(Dataset records)
*-*-*
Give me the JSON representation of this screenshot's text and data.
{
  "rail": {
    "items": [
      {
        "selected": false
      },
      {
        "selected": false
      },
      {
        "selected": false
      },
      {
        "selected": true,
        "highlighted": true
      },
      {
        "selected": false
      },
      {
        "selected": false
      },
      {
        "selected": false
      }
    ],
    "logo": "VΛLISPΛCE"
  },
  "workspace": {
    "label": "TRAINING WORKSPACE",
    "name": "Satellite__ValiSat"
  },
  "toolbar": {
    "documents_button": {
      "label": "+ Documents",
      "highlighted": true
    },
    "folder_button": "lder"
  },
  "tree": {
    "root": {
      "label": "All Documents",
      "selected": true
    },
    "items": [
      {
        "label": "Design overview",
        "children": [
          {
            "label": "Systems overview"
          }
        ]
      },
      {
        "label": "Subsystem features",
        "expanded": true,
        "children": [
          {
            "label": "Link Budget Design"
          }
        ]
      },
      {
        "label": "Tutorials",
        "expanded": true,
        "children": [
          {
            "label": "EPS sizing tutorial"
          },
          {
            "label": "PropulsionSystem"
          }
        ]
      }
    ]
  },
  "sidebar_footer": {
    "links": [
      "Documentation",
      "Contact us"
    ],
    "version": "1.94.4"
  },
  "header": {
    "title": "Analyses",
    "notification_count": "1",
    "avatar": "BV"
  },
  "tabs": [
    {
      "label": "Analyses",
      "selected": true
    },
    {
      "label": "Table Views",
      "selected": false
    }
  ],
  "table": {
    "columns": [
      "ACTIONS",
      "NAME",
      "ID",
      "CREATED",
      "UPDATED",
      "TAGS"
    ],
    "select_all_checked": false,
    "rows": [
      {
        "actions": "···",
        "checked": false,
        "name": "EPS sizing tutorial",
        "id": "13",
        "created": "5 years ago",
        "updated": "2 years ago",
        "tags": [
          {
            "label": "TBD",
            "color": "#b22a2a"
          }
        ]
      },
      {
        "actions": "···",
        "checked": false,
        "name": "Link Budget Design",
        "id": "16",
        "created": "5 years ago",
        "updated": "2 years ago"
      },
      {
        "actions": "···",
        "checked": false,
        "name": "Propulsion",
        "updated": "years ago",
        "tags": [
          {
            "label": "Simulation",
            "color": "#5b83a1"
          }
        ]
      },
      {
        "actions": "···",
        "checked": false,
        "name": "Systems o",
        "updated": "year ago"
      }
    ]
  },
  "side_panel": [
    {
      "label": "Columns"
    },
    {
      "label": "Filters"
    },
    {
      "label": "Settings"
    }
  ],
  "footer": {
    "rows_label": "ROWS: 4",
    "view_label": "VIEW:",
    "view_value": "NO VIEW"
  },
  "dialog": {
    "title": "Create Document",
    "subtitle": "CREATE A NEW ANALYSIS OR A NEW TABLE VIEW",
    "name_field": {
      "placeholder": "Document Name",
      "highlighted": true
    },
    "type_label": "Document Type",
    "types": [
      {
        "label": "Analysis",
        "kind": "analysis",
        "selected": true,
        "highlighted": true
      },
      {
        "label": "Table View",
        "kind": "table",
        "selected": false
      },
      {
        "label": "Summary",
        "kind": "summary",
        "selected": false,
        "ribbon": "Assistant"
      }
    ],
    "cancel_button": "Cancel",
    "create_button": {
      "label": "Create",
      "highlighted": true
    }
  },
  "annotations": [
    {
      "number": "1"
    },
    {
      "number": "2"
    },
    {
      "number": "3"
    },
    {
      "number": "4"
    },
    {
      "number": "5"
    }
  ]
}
*-*-*
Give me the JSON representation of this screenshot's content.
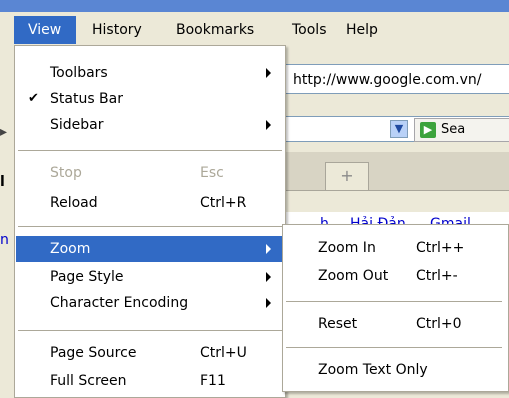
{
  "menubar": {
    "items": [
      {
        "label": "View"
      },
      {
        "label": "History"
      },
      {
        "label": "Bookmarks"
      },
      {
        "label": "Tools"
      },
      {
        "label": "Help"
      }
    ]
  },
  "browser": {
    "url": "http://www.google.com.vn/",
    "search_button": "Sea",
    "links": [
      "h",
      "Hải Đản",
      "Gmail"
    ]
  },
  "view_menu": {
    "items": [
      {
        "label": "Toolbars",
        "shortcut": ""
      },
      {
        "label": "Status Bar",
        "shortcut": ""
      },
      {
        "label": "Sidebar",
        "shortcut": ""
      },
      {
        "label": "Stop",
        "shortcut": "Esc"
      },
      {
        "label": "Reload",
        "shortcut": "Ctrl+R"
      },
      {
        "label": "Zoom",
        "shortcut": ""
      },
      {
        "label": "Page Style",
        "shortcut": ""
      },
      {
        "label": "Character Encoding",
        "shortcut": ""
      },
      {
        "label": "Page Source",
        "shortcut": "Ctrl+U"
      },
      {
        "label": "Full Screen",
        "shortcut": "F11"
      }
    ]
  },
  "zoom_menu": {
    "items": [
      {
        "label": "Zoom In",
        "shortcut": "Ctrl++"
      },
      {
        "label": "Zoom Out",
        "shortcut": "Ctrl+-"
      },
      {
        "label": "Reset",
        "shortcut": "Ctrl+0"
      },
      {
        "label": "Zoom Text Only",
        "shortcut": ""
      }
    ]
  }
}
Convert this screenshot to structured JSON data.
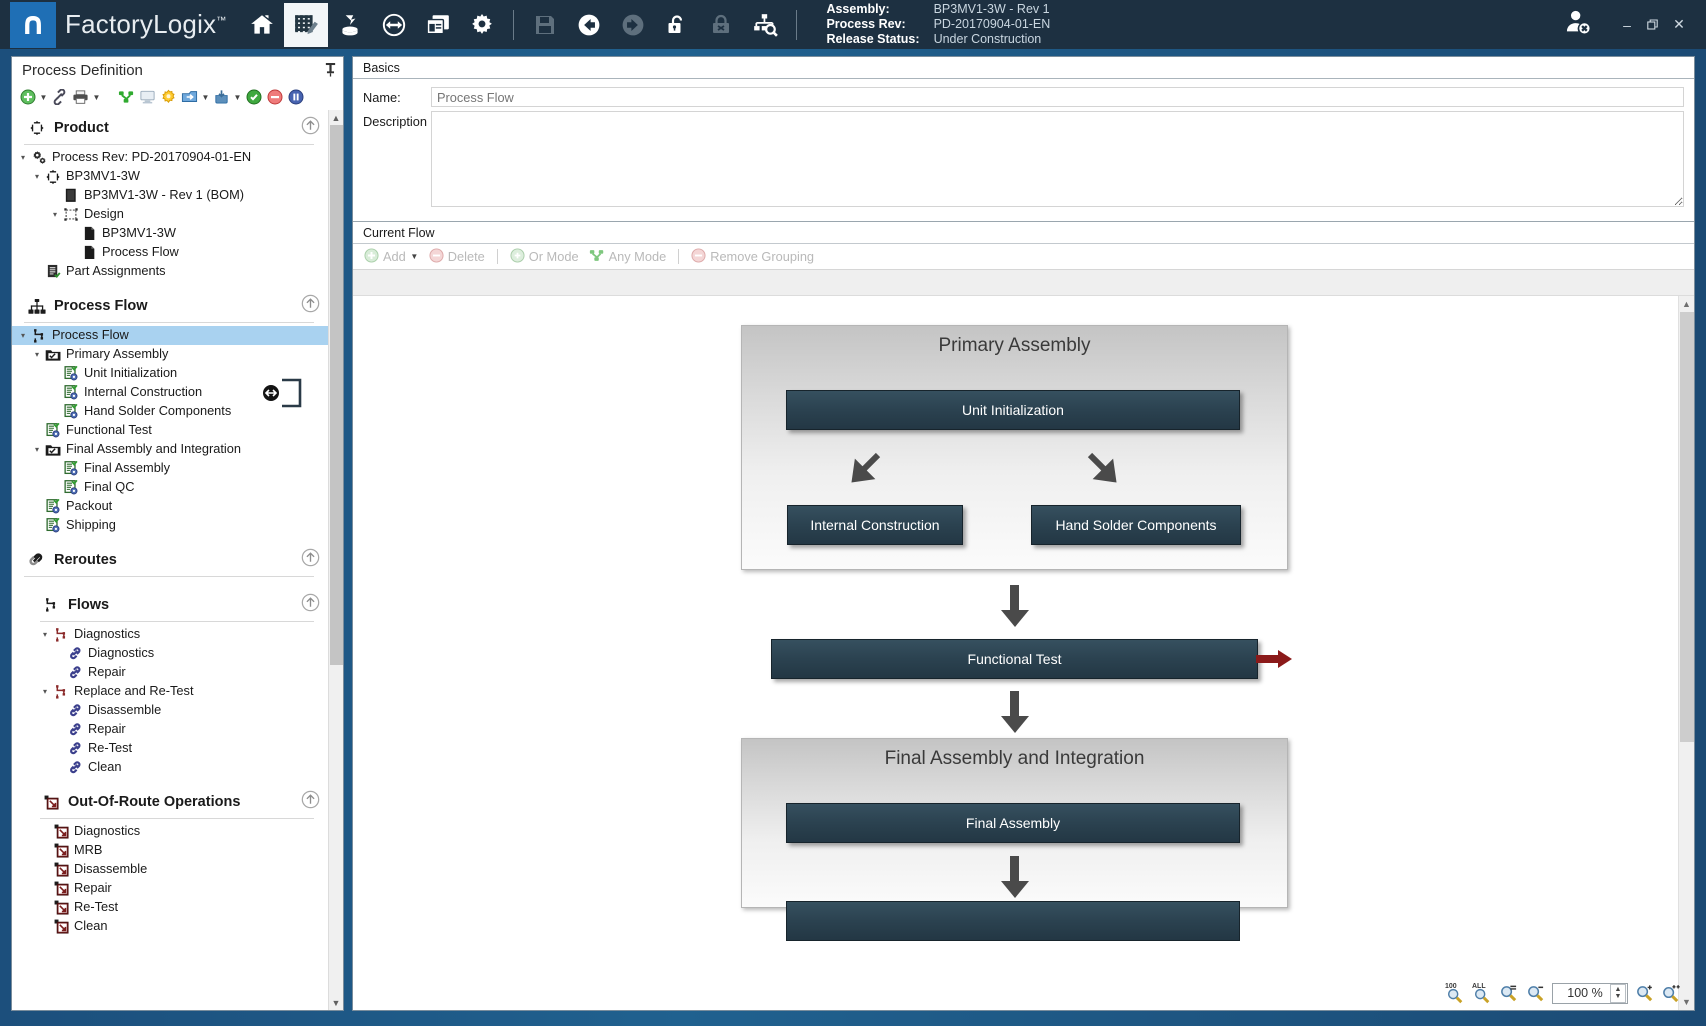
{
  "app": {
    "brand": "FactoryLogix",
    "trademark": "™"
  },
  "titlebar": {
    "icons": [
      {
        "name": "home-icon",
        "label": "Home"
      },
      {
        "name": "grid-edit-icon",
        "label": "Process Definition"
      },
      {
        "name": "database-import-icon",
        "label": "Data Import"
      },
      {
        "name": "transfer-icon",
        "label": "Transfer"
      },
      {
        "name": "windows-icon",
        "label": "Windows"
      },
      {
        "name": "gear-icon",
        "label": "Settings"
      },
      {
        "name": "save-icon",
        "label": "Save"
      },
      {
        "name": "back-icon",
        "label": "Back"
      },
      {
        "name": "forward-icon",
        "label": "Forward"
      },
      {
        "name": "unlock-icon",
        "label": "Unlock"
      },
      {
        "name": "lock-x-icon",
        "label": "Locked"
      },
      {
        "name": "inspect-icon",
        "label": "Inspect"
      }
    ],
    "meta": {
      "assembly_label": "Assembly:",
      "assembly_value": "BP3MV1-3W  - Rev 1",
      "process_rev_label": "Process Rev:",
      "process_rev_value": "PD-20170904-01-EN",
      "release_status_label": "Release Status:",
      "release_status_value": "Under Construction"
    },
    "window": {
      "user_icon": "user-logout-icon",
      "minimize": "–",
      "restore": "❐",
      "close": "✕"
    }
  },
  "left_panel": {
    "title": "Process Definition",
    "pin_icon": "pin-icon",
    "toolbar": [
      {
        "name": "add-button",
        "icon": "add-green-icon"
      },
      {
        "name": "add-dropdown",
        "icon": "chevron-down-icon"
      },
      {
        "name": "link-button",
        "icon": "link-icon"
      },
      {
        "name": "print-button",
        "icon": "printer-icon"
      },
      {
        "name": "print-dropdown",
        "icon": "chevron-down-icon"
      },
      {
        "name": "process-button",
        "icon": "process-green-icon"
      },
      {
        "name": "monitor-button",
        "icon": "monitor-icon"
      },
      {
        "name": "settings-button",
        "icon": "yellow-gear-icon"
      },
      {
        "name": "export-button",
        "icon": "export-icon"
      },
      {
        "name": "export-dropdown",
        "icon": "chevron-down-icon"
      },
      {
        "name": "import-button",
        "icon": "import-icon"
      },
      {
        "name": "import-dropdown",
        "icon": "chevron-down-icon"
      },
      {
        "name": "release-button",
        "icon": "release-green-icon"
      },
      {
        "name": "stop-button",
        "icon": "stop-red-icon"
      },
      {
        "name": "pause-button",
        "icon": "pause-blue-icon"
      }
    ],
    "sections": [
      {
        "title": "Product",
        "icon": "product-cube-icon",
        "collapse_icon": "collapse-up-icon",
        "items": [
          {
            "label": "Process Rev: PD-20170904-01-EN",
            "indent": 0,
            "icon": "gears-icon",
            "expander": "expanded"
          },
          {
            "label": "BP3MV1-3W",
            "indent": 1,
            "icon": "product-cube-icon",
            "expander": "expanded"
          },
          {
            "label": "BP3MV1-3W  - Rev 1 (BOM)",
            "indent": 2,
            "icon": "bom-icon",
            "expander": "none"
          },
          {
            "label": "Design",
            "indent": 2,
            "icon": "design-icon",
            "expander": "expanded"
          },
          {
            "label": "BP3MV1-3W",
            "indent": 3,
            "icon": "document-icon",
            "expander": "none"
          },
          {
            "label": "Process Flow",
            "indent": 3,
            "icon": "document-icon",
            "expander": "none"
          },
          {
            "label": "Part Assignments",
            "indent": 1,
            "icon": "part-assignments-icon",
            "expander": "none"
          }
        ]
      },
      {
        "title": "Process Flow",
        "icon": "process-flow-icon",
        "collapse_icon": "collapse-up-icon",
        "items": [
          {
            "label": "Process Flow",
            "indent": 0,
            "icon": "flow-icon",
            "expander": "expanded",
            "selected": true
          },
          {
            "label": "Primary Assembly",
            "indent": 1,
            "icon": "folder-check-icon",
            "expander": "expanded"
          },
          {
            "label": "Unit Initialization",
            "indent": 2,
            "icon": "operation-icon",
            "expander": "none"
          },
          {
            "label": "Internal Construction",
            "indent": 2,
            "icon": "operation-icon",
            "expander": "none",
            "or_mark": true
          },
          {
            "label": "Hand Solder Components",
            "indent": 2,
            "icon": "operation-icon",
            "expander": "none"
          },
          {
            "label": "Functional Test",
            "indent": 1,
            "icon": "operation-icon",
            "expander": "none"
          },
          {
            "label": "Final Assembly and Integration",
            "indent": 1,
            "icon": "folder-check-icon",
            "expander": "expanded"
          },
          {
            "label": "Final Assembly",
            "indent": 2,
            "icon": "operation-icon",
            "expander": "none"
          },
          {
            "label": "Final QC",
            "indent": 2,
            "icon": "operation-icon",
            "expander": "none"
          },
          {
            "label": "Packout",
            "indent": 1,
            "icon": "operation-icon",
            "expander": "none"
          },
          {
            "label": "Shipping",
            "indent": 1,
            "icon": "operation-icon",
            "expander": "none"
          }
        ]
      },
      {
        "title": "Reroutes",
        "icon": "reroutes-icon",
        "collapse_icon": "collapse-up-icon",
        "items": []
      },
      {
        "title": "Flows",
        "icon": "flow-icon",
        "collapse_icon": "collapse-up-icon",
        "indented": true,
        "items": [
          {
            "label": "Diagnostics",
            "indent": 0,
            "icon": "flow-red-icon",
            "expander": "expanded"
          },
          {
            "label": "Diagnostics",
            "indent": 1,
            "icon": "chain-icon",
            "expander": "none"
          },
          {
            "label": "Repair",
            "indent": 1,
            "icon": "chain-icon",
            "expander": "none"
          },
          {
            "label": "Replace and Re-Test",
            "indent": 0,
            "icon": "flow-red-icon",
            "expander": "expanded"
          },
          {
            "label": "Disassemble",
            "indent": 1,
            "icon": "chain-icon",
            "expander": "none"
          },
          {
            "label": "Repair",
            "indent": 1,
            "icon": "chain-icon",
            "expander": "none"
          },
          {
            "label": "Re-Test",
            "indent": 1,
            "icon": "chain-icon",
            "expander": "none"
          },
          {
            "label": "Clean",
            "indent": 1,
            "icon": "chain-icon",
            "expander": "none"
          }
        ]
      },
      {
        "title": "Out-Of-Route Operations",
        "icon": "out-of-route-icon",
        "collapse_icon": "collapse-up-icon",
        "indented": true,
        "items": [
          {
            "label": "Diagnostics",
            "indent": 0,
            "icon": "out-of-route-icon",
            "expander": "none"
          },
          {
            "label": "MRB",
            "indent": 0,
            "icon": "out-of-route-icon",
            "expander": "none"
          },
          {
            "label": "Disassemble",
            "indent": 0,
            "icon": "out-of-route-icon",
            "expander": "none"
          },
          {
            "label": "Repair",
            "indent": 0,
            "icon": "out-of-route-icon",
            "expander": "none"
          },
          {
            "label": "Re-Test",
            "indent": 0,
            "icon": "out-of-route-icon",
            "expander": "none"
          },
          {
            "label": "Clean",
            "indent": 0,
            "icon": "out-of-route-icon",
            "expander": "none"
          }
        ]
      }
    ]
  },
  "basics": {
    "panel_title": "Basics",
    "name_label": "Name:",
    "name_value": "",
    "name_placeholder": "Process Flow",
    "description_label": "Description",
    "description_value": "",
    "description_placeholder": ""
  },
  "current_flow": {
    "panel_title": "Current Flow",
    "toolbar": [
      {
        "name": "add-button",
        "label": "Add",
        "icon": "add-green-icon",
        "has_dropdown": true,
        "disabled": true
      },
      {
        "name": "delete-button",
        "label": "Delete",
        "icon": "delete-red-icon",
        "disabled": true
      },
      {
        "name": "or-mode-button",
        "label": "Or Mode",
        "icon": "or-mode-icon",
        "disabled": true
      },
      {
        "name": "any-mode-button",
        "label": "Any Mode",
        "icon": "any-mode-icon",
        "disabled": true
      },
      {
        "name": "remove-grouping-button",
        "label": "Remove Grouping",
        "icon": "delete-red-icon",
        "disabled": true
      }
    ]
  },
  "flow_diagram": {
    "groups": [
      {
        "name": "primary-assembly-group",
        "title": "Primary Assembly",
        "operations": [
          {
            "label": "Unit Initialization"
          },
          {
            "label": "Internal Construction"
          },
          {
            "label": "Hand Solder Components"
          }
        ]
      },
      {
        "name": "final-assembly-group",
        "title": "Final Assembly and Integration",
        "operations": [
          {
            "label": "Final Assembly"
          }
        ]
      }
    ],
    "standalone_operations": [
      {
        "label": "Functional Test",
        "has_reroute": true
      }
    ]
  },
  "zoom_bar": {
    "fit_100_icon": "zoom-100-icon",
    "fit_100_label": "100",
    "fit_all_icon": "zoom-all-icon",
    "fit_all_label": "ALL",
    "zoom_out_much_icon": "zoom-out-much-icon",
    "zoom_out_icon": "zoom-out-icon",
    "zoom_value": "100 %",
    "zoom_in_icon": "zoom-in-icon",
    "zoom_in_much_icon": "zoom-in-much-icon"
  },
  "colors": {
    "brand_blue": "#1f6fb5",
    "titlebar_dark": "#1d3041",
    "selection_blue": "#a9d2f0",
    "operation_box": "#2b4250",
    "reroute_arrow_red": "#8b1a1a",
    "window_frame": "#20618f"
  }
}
*-*-*
— What you need to do —
List each line in the listing that contains the string "green".

— Answer for this exercise —
        "icon": "add-green-icon"
        "icon": "process-green-icon"
        "icon": "release-green-icon"
        "icon": "add-green-icon",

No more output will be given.